** Stated exercise **
Your task is to give the data again, exactly, with every line intact.

(Records contained in a dataset)
-- Start --
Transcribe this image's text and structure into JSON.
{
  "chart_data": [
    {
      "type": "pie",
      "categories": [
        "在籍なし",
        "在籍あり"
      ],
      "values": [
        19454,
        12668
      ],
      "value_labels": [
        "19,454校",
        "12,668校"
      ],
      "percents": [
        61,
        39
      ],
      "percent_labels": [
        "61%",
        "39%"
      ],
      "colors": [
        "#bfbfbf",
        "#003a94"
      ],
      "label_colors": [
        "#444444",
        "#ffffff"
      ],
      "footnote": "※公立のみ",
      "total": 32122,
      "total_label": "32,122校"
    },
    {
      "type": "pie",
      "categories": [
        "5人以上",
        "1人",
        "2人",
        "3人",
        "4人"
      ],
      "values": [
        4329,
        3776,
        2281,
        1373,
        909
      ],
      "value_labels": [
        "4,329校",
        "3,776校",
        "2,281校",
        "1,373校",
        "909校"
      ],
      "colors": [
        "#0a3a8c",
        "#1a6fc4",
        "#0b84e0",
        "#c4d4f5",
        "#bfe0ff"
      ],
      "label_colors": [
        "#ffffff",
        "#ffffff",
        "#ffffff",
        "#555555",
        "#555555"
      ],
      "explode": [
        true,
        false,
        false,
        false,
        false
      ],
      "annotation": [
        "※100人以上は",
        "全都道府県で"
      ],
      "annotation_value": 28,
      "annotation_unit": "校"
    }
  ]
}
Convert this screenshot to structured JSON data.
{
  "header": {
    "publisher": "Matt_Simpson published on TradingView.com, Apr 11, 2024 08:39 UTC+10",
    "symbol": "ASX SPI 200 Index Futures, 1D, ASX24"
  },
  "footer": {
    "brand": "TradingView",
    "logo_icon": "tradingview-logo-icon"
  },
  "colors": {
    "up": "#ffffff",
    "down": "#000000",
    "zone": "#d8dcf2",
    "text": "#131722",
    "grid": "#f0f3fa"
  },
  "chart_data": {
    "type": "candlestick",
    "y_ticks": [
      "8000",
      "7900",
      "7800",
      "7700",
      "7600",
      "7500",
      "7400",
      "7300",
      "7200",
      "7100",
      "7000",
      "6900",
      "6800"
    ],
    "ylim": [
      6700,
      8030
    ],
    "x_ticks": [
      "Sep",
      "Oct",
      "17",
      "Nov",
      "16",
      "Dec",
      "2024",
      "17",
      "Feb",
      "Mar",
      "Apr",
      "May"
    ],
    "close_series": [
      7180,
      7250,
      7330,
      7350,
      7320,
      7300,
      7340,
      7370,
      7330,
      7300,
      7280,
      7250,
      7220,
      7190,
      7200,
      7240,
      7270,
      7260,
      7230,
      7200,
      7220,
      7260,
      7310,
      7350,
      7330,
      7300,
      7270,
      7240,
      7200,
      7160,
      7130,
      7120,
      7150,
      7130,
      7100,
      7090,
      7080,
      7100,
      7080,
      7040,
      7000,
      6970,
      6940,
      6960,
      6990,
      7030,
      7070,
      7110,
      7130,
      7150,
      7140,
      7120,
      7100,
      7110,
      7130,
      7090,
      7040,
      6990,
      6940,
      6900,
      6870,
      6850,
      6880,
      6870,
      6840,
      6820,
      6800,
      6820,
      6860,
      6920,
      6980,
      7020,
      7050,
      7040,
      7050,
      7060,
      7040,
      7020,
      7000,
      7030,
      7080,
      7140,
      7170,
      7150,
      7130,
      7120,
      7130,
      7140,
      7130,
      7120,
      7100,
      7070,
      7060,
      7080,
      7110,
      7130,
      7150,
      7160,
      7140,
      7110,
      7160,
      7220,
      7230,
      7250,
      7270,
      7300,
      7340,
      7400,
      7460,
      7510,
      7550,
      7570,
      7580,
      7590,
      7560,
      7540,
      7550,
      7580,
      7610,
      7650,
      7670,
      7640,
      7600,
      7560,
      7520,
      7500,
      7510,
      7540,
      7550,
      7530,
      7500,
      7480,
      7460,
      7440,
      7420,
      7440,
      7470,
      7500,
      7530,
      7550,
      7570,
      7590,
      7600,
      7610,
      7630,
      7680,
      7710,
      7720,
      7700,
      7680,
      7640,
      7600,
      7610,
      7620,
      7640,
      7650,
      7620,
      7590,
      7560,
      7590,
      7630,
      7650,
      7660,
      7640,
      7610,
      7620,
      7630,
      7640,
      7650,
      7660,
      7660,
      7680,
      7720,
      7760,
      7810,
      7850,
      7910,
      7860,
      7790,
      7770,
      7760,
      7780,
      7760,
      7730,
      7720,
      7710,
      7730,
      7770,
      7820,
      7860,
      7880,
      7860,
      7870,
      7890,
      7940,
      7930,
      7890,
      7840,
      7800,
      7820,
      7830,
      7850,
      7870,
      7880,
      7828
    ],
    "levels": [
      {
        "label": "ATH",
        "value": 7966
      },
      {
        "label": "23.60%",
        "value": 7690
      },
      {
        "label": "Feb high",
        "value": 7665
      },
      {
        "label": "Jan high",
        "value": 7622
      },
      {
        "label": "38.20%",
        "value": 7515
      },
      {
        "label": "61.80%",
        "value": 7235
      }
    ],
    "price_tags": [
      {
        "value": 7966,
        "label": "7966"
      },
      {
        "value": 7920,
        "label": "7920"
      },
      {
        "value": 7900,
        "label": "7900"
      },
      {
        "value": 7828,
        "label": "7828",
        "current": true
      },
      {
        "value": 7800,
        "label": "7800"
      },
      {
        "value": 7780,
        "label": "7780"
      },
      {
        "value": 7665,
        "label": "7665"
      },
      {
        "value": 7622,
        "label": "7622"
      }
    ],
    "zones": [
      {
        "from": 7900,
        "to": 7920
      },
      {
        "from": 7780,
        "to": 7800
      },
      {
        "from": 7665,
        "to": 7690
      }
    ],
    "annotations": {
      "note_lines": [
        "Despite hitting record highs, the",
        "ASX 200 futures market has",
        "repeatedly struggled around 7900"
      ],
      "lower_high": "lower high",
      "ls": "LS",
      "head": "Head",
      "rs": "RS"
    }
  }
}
-- End --
** Exercise result **
Transcribe this image's text and structure into JSON.
{
  "chart_data": [
    {
      "type": "pie",
      "categories": [
        "在籍なし",
        "在籍あり"
      ],
      "values": [
        19454,
        12668
      ],
      "value_labels": [
        "19,454校",
        "12,668校"
      ],
      "percents": [
        61,
        39
      ],
      "percent_labels": [
        "61%",
        "39%"
      ],
      "colors": [
        "#bfbfbf",
        "#003a94"
      ],
      "label_colors": [
        "#444444",
        "#ffffff"
      ],
      "footnote": "※公立のみ",
      "total": 32122,
      "total_label": "32,122校"
    },
    {
      "type": "pie",
      "categories": [
        "5人以上",
        "1人",
        "2人",
        "3人",
        "4人"
      ],
      "values": [
        4329,
        3776,
        2281,
        1373,
        909
      ],
      "value_labels": [
        "4,329校",
        "3,776校",
        "2,281校",
        "1,373校",
        "909校"
      ],
      "colors": [
        "#0a3a8c",
        "#1a6fc4",
        "#0b84e0",
        "#c4d4f5",
        "#bfe0ff"
      ],
      "label_colors": [
        "#ffffff",
        "#ffffff",
        "#ffffff",
        "#555555",
        "#555555"
      ],
      "explode": [
        true,
        false,
        false,
        false,
        false
      ],
      "annotation": [
        "※100人以上は",
        "全都道府県で"
      ],
      "annotation_value": 28,
      "annotation_unit": "校"
    }
  ]
}
Convert this screenshot to structured JSON data.
{
  "header": {
    "publisher": "Matt_Simpson published on TradingView.com, Apr 11, 2024 08:39 UTC+10",
    "symbol": "ASX SPI 200 Index Futures, 1D, ASX24"
  },
  "footer": {
    "brand": "TradingView",
    "logo_icon": "tradingview-logo-icon"
  },
  "colors": {
    "up": "#ffffff",
    "down": "#000000",
    "zone": "#d8dcf2",
    "text": "#131722",
    "grid": "#f0f3fa"
  },
  "chart_data": {
    "type": "candlestick",
    "y_ticks": [
      "8000",
      "7900",
      "7800",
      "7700",
      "7600",
      "7500",
      "7400",
      "7300",
      "7200",
      "7100",
      "7000",
      "6900",
      "6800"
    ],
    "ylim": [
      6700,
      8030
    ],
    "x_ticks": [
      "Sep",
      "Oct",
      "17",
      "Nov",
      "16",
      "Dec",
      "2024",
      "17",
      "Feb",
      "Mar",
      "Apr",
      "May"
    ],
    "close_series": [
      7180,
      7250,
      7330,
      7350,
      7320,
      7300,
      7340,
      7370,
      7330,
      7300,
      7280,
      7250,
      7220,
      7190,
      7200,
      7240,
      7270,
      7260,
      7230,
      7200,
      7220,
      7260,
      7310,
      7350,
      7330,
      7300,
      7270,
      7240,
      7200,
      7160,
      7130,
      7120,
      7150,
      7130,
      7100,
      7090,
      7080,
      7100,
      7080,
      7040,
      7000,
      6970,
      6940,
      6960,
      6990,
      7030,
      7070,
      7110,
      7130,
      7150,
      7140,
      7120,
      7100,
      7110,
      7130,
      7090,
      7040,
      6990,
      6940,
      6900,
      6870,
      6850,
      6880,
      6870,
      6840,
      6820,
      6800,
      6820,
      6860,
      6920,
      6980,
      7020,
      7050,
      7040,
      7050,
      7060,
      7040,
      7020,
      7000,
      7030,
      7080,
      7140,
      7170,
      7150,
      7130,
      7120,
      7130,
      7140,
      7130,
      7120,
      7100,
      7070,
      7060,
      7080,
      7110,
      7130,
      7150,
      7160,
      7140,
      7110,
      7160,
      7220,
      7230,
      7250,
      7270,
      7300,
      7340,
      7400,
      7460,
      7510,
      7550,
      7570,
      7580,
      7590,
      7560,
      7540,
      7550,
      7580,
      7610,
      7650,
      7670,
      7640,
      7600,
      7560,
      7520,
      7500,
      7510,
      7540,
      7550,
      7530,
      7500,
      7480,
      7460,
      7440,
      7420,
      7440,
      7470,
      7500,
      7530,
      7550,
      7570,
      7590,
      7600,
      7610,
      7630,
      7680,
      7710,
      7720,
      7700,
      7680,
      7640,
      7600,
      7610,
      7620,
      7640,
      7650,
      7620,
      7590,
      7560,
      7590,
      7630,
      7650,
      7660,
      7640,
      7610,
      7620,
      7630,
      7640,
      7650,
      7660,
      7660,
      7680,
      7720,
      7760,
      7810,
      7850,
      7910,
      7860,
      7790,
      7770,
      7760,
      7780,
      7760,
      7730,
      7720,
      7710,
      7730,
      7770,
      7820,
      7860,
      7880,
      7860,
      7870,
      7890,
      7940,
      7930,
      7890,
      7840,
      7800,
      7820,
      7830,
      7850,
      7870,
      7880,
      7828
    ],
    "levels": [
      {
        "label": "ATH",
        "value": 7966
      },
      {
        "label": "23.60%",
        "value": 7690
      },
      {
        "label": "Feb high",
        "value": 7665
      },
      {
        "label": "Jan high",
        "value": 7622
      },
      {
        "label": "38.20%",
        "value": 7515
      },
      {
        "label": "61.80%",
        "value": 7235
      }
    ],
    "price_tags": [
      {
        "value": 7966,
        "label": "7966"
      },
      {
        "value": 7920,
        "label": "7920"
      },
      {
        "value": 7900,
        "label": "7900"
      },
      {
        "value": 7828,
        "label": "7828",
        "current": true
      },
      {
        "value": 7800,
        "label": "7800"
      },
      {
        "value": 7780,
        "label": "7780"
      },
      {
        "value": 7665,
        "label": "7665"
      },
      {
        "value": 7622,
        "label": "7622"
      }
    ],
    "zones": [
      {
        "from": 7900,
        "to": 7920
      },
      {
        "from": 7780,
        "to": 7800
      },
      {
        "from": 7665,
        "to": 7690
      }
    ],
    "annotations": {
      "note_lines": [
        "Despite hitting record highs, the",
        "ASX 200 futures market has",
        "repeatedly struggled around 7900"
      ],
      "lower_high": "lower high",
      "ls": "LS",
      "head": "Head",
      "rs": "RS"
    }
  }
}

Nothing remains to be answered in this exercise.